— begin —

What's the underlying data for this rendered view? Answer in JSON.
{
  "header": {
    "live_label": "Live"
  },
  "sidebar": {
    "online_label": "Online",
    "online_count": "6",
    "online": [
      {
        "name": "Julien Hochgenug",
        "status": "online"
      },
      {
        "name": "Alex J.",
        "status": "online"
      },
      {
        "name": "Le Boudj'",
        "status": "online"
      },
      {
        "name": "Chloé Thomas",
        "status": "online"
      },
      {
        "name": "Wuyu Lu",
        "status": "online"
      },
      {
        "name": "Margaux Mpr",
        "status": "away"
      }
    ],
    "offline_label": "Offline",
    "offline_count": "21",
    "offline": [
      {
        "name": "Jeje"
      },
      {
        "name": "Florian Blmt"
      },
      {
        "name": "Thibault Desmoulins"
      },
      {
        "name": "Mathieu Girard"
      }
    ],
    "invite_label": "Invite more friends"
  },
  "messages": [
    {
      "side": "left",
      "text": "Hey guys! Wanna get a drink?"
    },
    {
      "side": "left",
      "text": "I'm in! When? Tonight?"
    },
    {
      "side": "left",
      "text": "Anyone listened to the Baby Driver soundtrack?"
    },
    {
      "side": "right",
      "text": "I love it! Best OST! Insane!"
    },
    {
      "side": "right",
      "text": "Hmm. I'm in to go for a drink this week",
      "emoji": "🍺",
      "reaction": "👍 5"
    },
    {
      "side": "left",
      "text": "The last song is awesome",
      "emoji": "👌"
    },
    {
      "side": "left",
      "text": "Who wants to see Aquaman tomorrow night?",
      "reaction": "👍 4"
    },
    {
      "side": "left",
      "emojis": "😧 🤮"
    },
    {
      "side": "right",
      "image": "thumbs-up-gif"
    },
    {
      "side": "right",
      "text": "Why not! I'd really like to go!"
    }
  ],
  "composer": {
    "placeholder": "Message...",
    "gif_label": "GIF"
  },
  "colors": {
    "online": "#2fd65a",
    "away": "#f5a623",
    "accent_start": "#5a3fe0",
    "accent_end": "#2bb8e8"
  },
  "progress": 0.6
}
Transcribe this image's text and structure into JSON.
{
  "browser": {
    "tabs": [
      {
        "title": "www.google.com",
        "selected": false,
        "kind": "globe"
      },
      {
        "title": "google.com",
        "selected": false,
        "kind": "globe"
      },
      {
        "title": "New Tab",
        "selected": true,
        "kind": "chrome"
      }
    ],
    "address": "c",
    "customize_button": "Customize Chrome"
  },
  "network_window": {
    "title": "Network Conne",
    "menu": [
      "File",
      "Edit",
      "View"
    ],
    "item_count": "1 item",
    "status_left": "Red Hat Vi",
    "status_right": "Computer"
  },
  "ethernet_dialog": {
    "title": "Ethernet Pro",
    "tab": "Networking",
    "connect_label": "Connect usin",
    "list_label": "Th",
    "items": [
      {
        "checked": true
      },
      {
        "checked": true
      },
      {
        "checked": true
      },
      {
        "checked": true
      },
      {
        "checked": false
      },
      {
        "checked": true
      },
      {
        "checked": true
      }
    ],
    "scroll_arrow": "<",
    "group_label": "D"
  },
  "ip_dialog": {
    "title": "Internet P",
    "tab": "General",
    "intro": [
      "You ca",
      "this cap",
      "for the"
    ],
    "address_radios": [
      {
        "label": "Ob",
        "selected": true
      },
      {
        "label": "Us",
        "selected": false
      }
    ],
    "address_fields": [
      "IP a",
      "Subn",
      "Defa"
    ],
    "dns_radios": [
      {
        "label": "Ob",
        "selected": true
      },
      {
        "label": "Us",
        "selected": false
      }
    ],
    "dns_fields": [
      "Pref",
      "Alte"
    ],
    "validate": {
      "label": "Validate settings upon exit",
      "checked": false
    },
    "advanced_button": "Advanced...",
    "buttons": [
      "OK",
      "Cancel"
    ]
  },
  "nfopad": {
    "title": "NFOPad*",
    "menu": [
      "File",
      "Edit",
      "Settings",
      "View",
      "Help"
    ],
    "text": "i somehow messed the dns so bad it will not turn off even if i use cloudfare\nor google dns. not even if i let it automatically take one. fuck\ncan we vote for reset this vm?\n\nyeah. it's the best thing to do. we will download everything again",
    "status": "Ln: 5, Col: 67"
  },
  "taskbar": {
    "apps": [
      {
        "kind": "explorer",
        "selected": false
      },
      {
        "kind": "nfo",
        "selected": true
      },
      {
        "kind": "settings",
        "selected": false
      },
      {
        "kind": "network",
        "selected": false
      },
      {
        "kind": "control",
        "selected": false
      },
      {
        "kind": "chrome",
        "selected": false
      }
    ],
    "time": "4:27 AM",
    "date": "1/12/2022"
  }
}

— end —

» EXERCISE
From the listing, tally every line with the word "kind" in it and give only the tally.

» SOLUTION
9